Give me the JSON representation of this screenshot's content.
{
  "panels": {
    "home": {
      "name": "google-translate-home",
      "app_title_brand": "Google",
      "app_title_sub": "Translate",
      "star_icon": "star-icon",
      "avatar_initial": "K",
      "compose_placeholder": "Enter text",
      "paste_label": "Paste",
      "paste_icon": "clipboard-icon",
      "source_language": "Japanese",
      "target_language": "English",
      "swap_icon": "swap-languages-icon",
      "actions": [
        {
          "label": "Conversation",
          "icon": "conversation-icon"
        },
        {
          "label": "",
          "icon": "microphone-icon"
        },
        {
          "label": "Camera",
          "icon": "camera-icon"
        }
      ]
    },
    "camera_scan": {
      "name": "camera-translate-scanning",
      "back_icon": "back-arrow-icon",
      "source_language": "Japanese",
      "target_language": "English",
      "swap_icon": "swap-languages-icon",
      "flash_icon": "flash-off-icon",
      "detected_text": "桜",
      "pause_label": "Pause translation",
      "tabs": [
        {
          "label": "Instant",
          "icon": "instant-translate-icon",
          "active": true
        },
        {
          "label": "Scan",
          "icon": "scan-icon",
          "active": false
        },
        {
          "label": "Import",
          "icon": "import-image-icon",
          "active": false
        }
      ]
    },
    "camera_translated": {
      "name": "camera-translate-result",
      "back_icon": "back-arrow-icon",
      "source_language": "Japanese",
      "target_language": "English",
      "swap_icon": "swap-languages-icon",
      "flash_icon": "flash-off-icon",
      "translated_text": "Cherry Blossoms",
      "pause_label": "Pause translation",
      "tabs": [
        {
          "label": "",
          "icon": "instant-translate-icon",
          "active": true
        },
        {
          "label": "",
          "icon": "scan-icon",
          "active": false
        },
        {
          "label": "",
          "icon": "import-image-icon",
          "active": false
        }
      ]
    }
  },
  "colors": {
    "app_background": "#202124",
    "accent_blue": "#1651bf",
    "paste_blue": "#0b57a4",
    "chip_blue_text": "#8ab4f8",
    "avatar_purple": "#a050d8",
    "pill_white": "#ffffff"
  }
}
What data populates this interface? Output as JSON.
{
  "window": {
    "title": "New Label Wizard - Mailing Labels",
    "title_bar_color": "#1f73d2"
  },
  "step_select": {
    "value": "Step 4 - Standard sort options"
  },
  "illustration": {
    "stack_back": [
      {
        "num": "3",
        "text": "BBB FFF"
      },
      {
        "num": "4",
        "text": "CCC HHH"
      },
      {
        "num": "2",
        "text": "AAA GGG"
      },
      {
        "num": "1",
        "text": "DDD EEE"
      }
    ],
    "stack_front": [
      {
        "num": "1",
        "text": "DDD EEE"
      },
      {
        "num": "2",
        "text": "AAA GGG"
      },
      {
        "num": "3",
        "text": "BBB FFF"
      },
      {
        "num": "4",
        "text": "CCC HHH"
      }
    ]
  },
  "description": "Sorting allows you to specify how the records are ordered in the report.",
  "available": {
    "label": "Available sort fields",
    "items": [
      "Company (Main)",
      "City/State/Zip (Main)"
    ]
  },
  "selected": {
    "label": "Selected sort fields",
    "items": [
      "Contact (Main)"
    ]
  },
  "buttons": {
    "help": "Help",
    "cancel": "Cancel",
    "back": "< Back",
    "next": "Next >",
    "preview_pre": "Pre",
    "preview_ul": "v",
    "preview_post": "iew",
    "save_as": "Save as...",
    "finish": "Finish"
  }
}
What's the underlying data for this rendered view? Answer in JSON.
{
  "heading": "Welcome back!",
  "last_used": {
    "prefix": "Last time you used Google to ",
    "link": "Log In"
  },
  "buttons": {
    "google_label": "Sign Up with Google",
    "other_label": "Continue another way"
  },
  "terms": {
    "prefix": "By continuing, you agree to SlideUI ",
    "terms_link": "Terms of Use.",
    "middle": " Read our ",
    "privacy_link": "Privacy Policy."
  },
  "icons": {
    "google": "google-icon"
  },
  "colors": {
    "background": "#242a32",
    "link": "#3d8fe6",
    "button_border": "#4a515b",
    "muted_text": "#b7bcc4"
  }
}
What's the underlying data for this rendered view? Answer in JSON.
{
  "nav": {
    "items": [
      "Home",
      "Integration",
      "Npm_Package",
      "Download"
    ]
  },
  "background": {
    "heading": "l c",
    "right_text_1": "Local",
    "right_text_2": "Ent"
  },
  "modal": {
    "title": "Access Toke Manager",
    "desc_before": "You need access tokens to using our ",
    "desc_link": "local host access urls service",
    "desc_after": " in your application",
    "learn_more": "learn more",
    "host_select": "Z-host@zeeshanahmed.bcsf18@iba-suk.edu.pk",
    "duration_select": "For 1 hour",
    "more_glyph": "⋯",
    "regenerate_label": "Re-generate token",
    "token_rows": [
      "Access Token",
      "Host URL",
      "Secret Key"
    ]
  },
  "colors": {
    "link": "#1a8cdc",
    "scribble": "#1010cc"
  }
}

********

EXERCISE DIRECTIONS: Give an exact copy of all the data shown above.

WORKED SOLUTION:
Give me the JSON representation of this screenshot's content.
{
  "panels": {
    "home": {
      "name": "google-translate-home",
      "app_title_brand": "Google",
      "app_title_sub": "Translate",
      "star_icon": "star-icon",
      "avatar_initial": "K",
      "compose_placeholder": "Enter text",
      "paste_label": "Paste",
      "paste_icon": "clipboard-icon",
      "source_language": "Japanese",
      "target_language": "English",
      "swap_icon": "swap-languages-icon",
      "actions": [
        {
          "label": "Conversation",
          "icon": "conversation-icon"
        },
        {
          "label": "",
          "icon": "microphone-icon"
        },
        {
          "label": "Camera",
          "icon": "camera-icon"
        }
      ]
    },
    "camera_scan": {
      "name": "camera-translate-scanning",
      "back_icon": "back-arrow-icon",
      "source_language": "Japanese",
      "target_language": "English",
      "swap_icon": "swap-languages-icon",
      "flash_icon": "flash-off-icon",
      "detected_text": "桜",
      "pause_label": "Pause translation",
      "tabs": [
        {
          "label": "Instant",
          "icon": "instant-translate-icon",
          "active": true
        },
        {
          "label": "Scan",
          "icon": "scan-icon",
          "active": false
        },
        {
          "label": "Import",
          "icon": "import-image-icon",
          "active": false
        }
      ]
    },
    "camera_translated": {
      "name": "camera-translate-result",
      "back_icon": "back-arrow-icon",
      "source_language": "Japanese",
      "target_language": "English",
      "swap_icon": "swap-languages-icon",
      "flash_icon": "flash-off-icon",
      "translated_text": "Cherry Blossoms",
      "pause_label": "Pause translation",
      "tabs": [
        {
          "label": "",
          "icon": "instant-translate-icon",
          "active": true
        },
        {
          "label": "",
          "icon": "scan-icon",
          "active": false
        },
        {
          "label": "",
          "icon": "import-image-icon",
          "active": false
        }
      ]
    }
  },
  "colors": {
    "app_background": "#202124",
    "accent_blue": "#1651bf",
    "paste_blue": "#0b57a4",
    "chip_blue_text": "#8ab4f8",
    "avatar_purple": "#a050d8",
    "pill_white": "#ffffff"
  }
}
What data populates this interface? Output as JSON.
{
  "window": {
    "title": "New Label Wizard - Mailing Labels",
    "title_bar_color": "#1f73d2"
  },
  "step_select": {
    "value": "Step 4 - Standard sort options"
  },
  "illustration": {
    "stack_back": [
      {
        "num": "3",
        "text": "BBB FFF"
      },
      {
        "num": "4",
        "text": "CCC HHH"
      },
      {
        "num": "2",
        "text": "AAA GGG"
      },
      {
        "num": "1",
        "text": "DDD EEE"
      }
    ],
    "stack_front": [
      {
        "num": "1",
        "text": "DDD EEE"
      },
      {
        "num": "2",
        "text": "AAA GGG"
      },
      {
        "num": "3",
        "text": "BBB FFF"
      },
      {
        "num": "4",
        "text": "CCC HHH"
      }
    ]
  },
  "description": "Sorting allows you to specify how the records are ordered in the report.",
  "available": {
    "label": "Available sort fields",
    "items": [
      "Company (Main)",
      "City/State/Zip (Main)"
    ]
  },
  "selected": {
    "label": "Selected sort fields",
    "items": [
      "Contact (Main)"
    ]
  },
  "buttons": {
    "help": "Help",
    "cancel": "Cancel",
    "back": "< Back",
    "next": "Next >",
    "preview_pre": "Pre",
    "preview_ul": "v",
    "preview_post": "iew",
    "save_as": "Save as...",
    "finish": "Finish"
  }
}
What's the underlying data for this rendered view? Answer in JSON.
{
  "heading": "Welcome back!",
  "last_used": {
    "prefix": "Last time you used Google to ",
    "link": "Log In"
  },
  "buttons": {
    "google_label": "Sign Up with Google",
    "other_label": "Continue another way"
  },
  "terms": {
    "prefix": "By continuing, you agree to SlideUI ",
    "terms_link": "Terms of Use.",
    "middle": " Read our ",
    "privacy_link": "Privacy Policy."
  },
  "icons": {
    "google": "google-icon"
  },
  "colors": {
    "background": "#242a32",
    "link": "#3d8fe6",
    "button_border": "#4a515b",
    "muted_text": "#b7bcc4"
  }
}
What's the underlying data for this rendered view? Answer in JSON.
{
  "nav": {
    "items": [
      "Home",
      "Integration",
      "Npm_Package",
      "Download"
    ]
  },
  "background": {
    "heading": "l c",
    "right_text_1": "Local",
    "right_text_2": "Ent"
  },
  "modal": {
    "title": "Access Toke Manager",
    "desc_before": "You need access tokens to using our ",
    "desc_link": "local host access urls service",
    "desc_after": " in your application",
    "learn_more": "learn more",
    "host_select": "Z-host@zeeshanahmed.bcsf18@iba-suk.edu.pk",
    "duration_select": "For 1 hour",
    "more_glyph": "⋯",
    "regenerate_label": "Re-generate token",
    "token_rows": [
      "Access Token",
      "Host URL",
      "Secret Key"
    ]
  },
  "colors": {
    "link": "#1a8cdc",
    "scribble": "#1010cc"
  }
}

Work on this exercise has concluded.